>>>>

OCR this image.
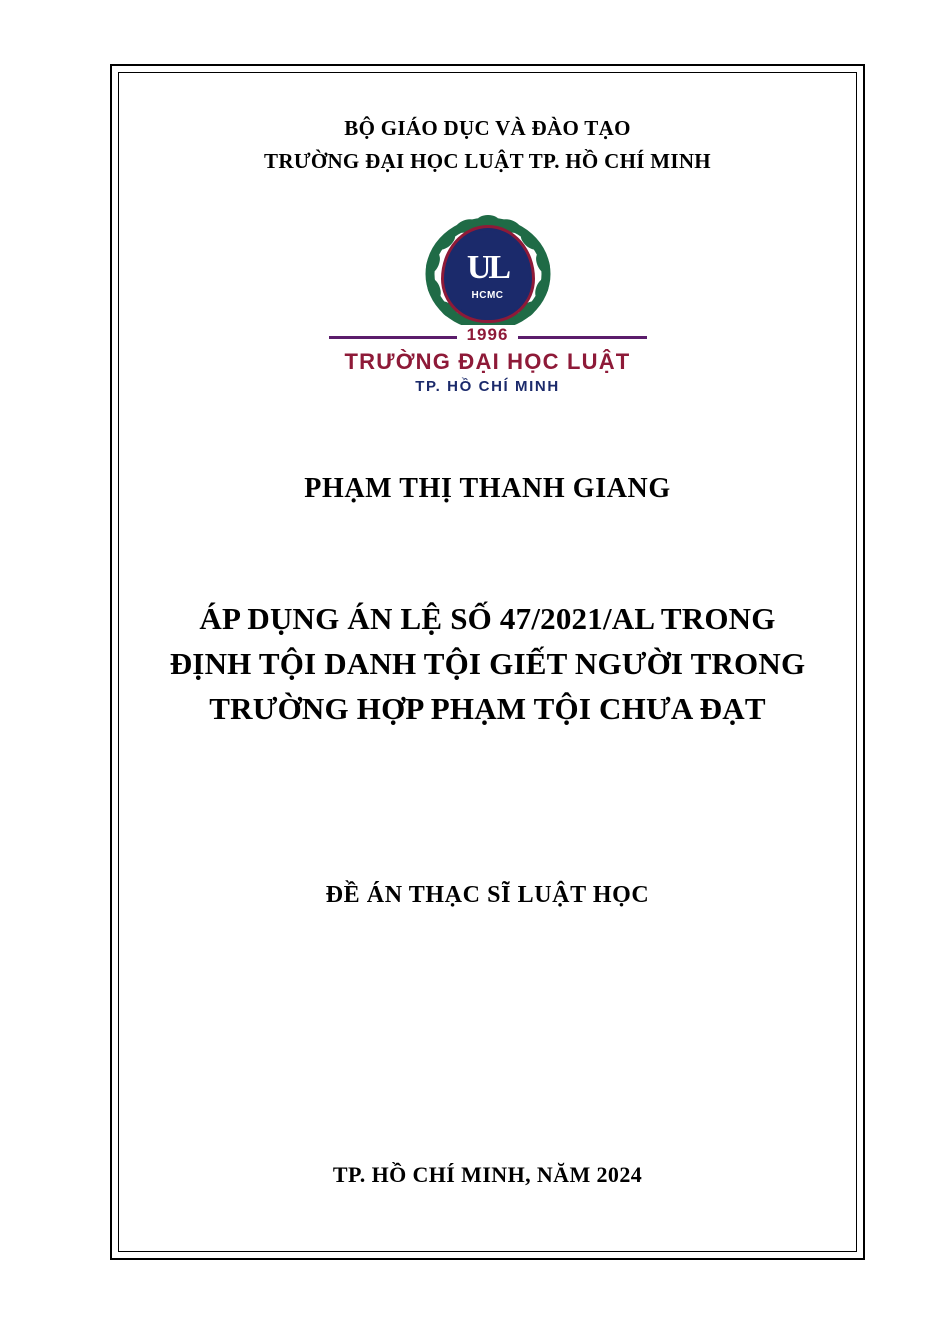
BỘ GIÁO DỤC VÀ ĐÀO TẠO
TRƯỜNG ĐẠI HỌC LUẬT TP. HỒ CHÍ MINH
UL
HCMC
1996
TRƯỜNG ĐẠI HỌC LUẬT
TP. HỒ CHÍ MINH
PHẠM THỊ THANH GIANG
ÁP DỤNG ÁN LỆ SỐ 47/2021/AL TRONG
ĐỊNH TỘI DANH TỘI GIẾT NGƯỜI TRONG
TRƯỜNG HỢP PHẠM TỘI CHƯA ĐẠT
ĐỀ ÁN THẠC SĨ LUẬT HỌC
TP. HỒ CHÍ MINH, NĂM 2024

<<<<
>>>>

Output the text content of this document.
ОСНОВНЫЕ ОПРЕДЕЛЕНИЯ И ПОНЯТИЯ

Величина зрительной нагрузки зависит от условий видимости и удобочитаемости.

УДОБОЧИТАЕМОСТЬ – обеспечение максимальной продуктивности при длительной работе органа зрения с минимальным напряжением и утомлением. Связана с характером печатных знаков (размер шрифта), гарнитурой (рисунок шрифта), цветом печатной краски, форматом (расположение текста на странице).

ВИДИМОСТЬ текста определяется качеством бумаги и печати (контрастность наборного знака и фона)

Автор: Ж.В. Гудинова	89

<<<<
>>>>

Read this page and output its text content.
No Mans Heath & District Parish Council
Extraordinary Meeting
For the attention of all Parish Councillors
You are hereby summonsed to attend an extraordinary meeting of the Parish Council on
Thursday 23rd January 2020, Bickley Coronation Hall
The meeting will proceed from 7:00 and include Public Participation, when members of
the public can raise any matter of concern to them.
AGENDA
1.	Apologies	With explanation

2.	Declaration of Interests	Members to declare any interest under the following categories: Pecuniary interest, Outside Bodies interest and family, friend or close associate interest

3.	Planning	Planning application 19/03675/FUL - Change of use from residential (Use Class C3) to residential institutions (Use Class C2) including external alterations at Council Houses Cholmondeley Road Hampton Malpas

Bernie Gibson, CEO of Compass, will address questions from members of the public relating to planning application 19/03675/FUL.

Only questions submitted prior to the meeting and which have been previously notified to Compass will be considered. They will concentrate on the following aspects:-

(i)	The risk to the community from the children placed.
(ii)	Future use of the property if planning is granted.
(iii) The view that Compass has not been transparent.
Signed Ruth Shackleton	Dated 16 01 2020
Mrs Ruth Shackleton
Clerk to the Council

<<<<

OBJECTIVE: Identify lines with the string "MINH". Copy each one.

EXERCISE RESULT:
TRƯỜNG ĐẠI HỌC LUẬT TP. HỒ CHÍ MINH
TP. HỒ CHÍ MINH
TP. HỒ CHÍ MINH, NĂM 2024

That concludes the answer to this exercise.